What you need to do
An exact copy of the records is required, minus the pictures they hold.

== Entries supplied

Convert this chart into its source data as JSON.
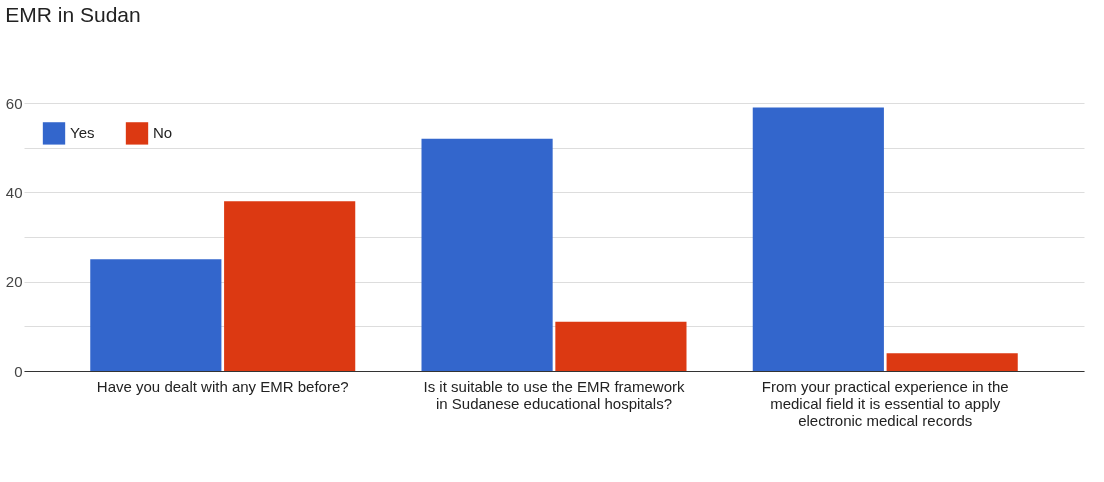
{
  "chart_data": {
    "type": "bar",
    "title": "EMR in Sudan",
    "categories": [
      "Have you dealt with any EMR before?",
      "Is it suitable to use the EMR framework in Sudanese educational hospitals?",
      "From your practical experience in the medical field it is essential to apply electronic medical records"
    ],
    "series": [
      {
        "name": "Yes",
        "color": "#3366cc",
        "values": [
          25,
          52,
          59
        ]
      },
      {
        "name": "No",
        "color": "#dc3912",
        "values": [
          38,
          11,
          4
        ]
      }
    ],
    "ylim": [
      0,
      60
    ],
    "yticks": [
      0,
      {
        "value": 10,
        "label": null
      },
      20,
      {
        "value": 30,
        "label": null
      },
      40,
      {
        "value": 50,
        "label": null
      },
      60
    ],
    "grid": "y",
    "legend": "top left"
  }
}
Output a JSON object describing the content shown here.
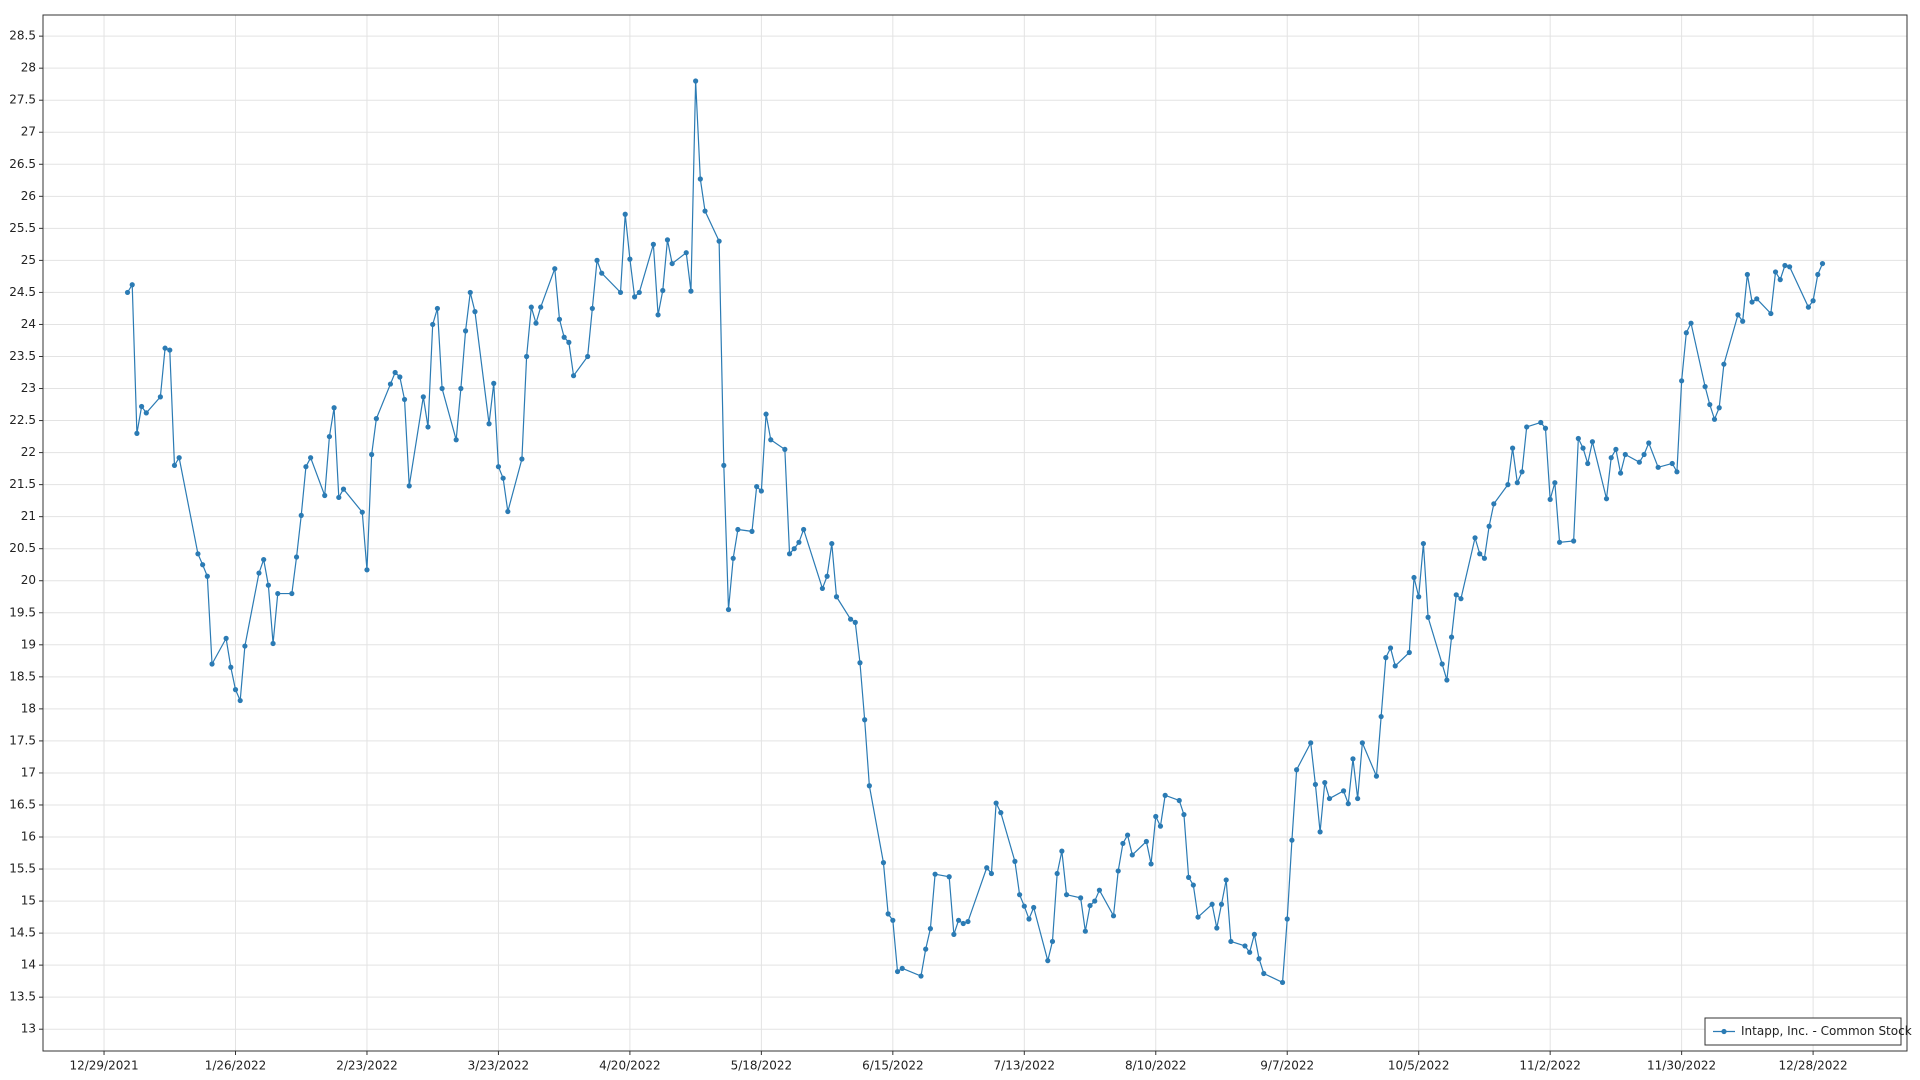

====

Written solution
Convert this chart into its source data as JSON.
{
  "chart_data": {
    "type": "bar",
    "title": "EMR in Sudan",
    "categories": [
      "Have you dealt with any EMR before?",
      "Is it suitable to use the EMR framework in Sudanese educational hospitals?",
      "From your practical experience in the medical field it is essential to apply electronic medical records"
    ],
    "series": [
      {
        "name": "Yes",
        "color": "#3366cc",
        "values": [
          25,
          52,
          59
        ]
      },
      {
        "name": "No",
        "color": "#dc3912",
        "values": [
          38,
          11,
          4
        ]
      }
    ],
    "ylim": [
      0,
      60
    ],
    "yticks": [
      0,
      {
        "value": 10,
        "label": null
      },
      20,
      {
        "value": 30,
        "label": null
      },
      40,
      {
        "value": 50,
        "label": null
      },
      60
    ],
    "grid": "y",
    "legend": "top left"
  }
}
Output a JSON object describing the content shown here.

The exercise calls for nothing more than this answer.